Saved entries
——————————

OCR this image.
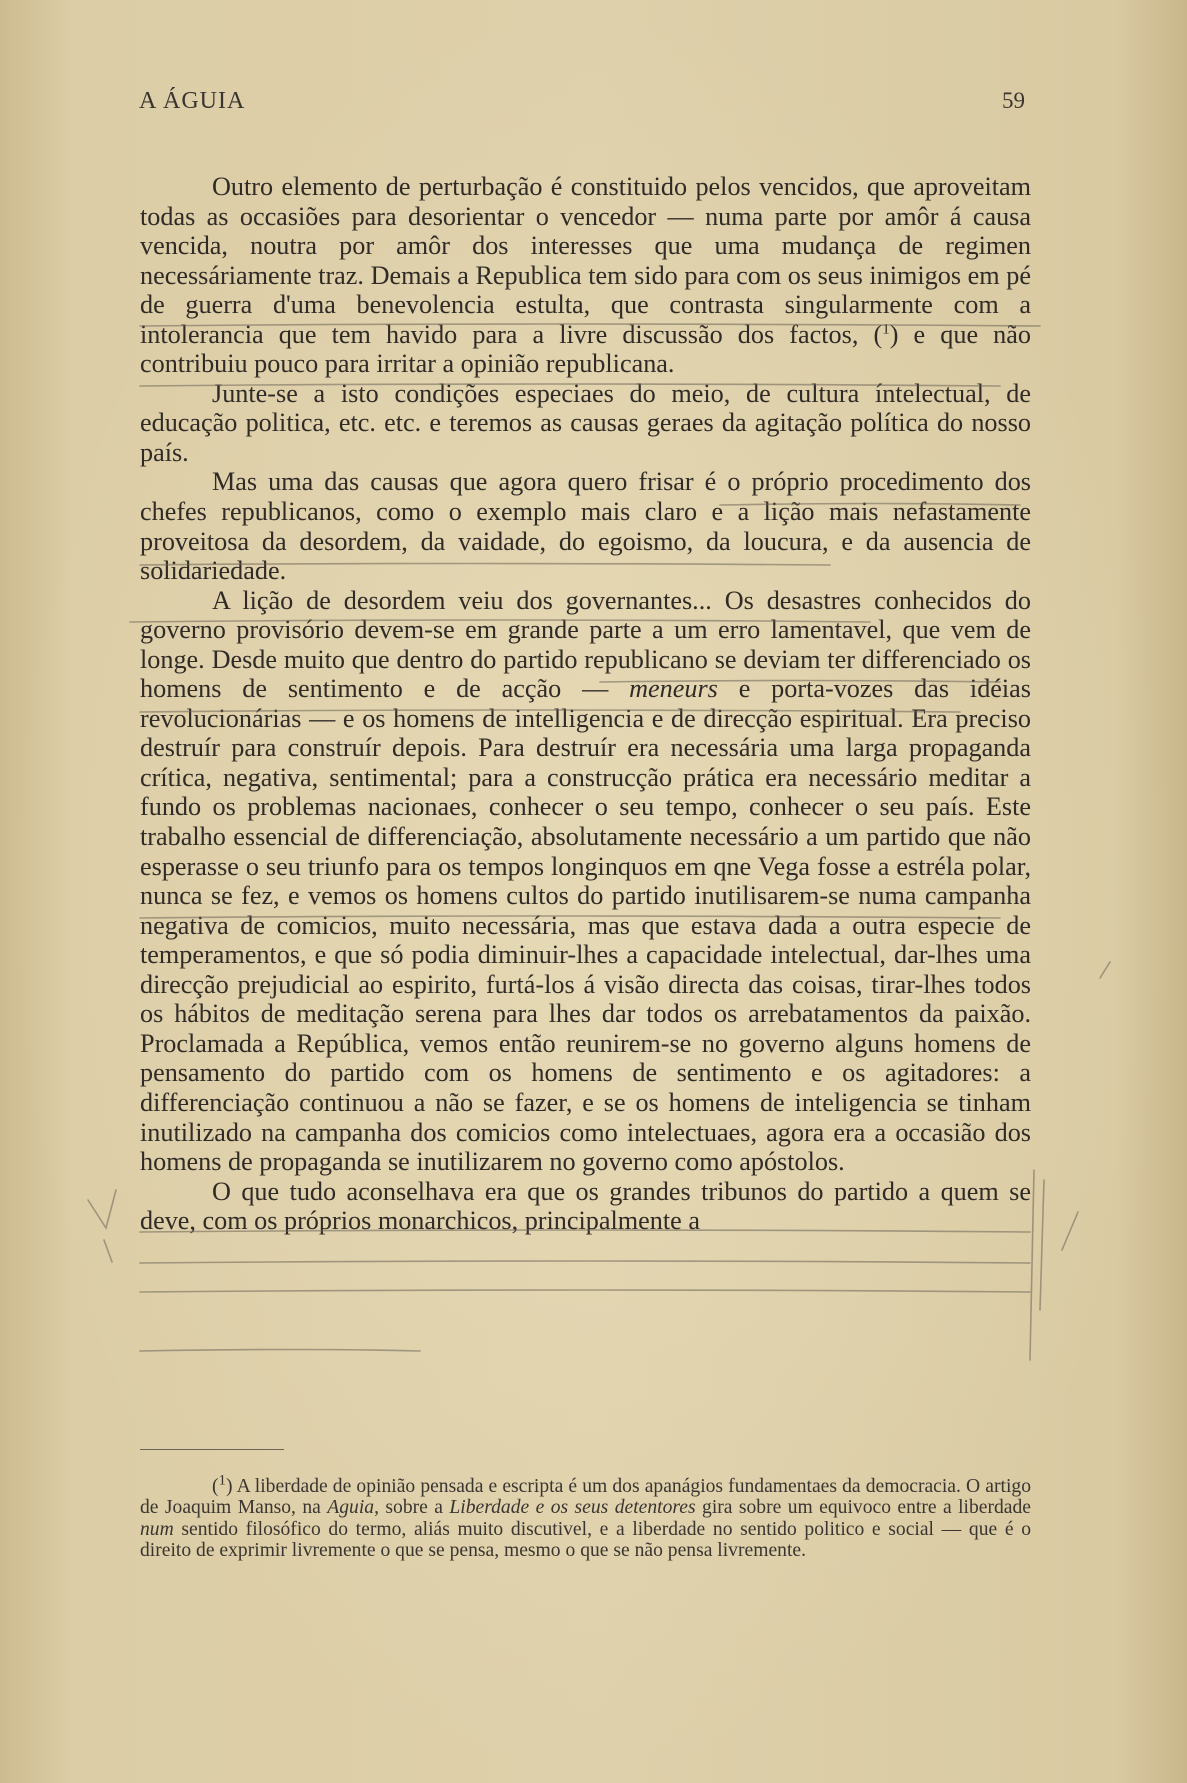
A ÁGUIA	59

Outro elemento de perturbação é constituido pelos vencidos, que aproveitam todas as occasiões para desorientar o vencedor — numa parte por amôr á causa vencida, noutra por amôr dos interesses que uma mudança de regimen necessáriamente traz. Demais a Republica tem sido para com os seus inimigos em pé de guerra d'uma benevolencia estulta, que contrasta singularmente com a intolerancia que tem havido para a livre discussão dos factos, ($^1$) e que não contribuiu pouco para irritar a opinião republicana.

Junte-se a isto condições especiaes do meio, de cultura íntelectual, de educação politica, etc. etc. e teremos as causas geraes da agitação política do nosso país.

Mas uma das causas que agora quero frisar é o próprio procedimento dos chefes republicanos, como o exemplo mais claro e a lição mais nefastamente proveitosa da desordem, da vaidade, do egoismo, da loucura, e da ausencia de solidariedade.

A lição de desordem veiu dos governantes... Os desastres conhecidos do governo provisório devem-se em grande parte a um erro lamentavel, que vem de longe. Desde muito que dentro do partido republicano se deviam ter differenciado os homens de sentimento e de acção — meneurs e porta-vozes das idéias revolucionárias — e os homens de intelligencia e de direcção espiritual. Era preciso destruír para construír depois. Para destruír era necessária uma larga propaganda crítica, negativa, sentimental; para a construcção prática era necessário meditar a fundo os problemas nacionaes, conhecer o seu tempo, conhecer o seu país. Este trabalho essencial de differenciação, absolutamente necessário a um partido que não esperasse o seu triunfo para os tempos longinquos em qne Vega fosse a estréla polar, nunca se fez, e vemos os homens cultos do partido inutilisarem-se numa campanha negativa de comicios, muito necessária, mas que estava dada a outra especie de temperamentos, e que só podia diminuir-lhes a capacidade intelectual, dar-lhes uma direcção prejudicial ao espirito, furtá-los á visão directa das coisas, tirar-lhes todos os hábitos de meditação serena para lhes dar todos os arrebatamentos da paixão. Proclamada a República, vemos então reunirem-se no governo alguns homens de pensamento do partido com os homens de sentimento e os agitadores: a differenciação continuou a não se fazer, e se os homens de inteligencia se tinham inutilizado na campanha dos comicios como intelectuaes, agora era a occasião dos homens de propaganda se inutilizarem no governo como apóstolos.

O que tudo aconselhava era que os grandes tribunos do partido a quem se deve, com os próprios monarchicos, principalmente a

($^1$) A liberdade de opinião pensada e escripta é um dos apanágios fundamentaes da democracia. O artigo de Joaquim Manso, na Aguia, sobre a Liberdade e os seus detentores gira sobre um equivoco entre a liberdade num sentido filosófico do termo, aliás muito discutivel, e a liberdade no sentido politico e social — que é o direito de exprimir livremente o que se pensa, mesmo o que se não pensa livremente.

——————————

[TASK DETAILS] In the lines above, locate the string "causas". Copy every line where it occurs.

[REPLY TO THE EXERCISE]
Junte-se a isto condições especiaes do meio, de cultura íntelectual, de educação politica, etc. etc. e teremos as causas geraes da agitação política do nosso país.
Mas uma das causas que agora quero frisar é o próprio procedimento dos chefes republicanos, como o exemplo mais claro e a lição mais nefastamente proveitosa da desordem, da vaidade, do egoismo, da loucura, e da ausencia de solidariedade.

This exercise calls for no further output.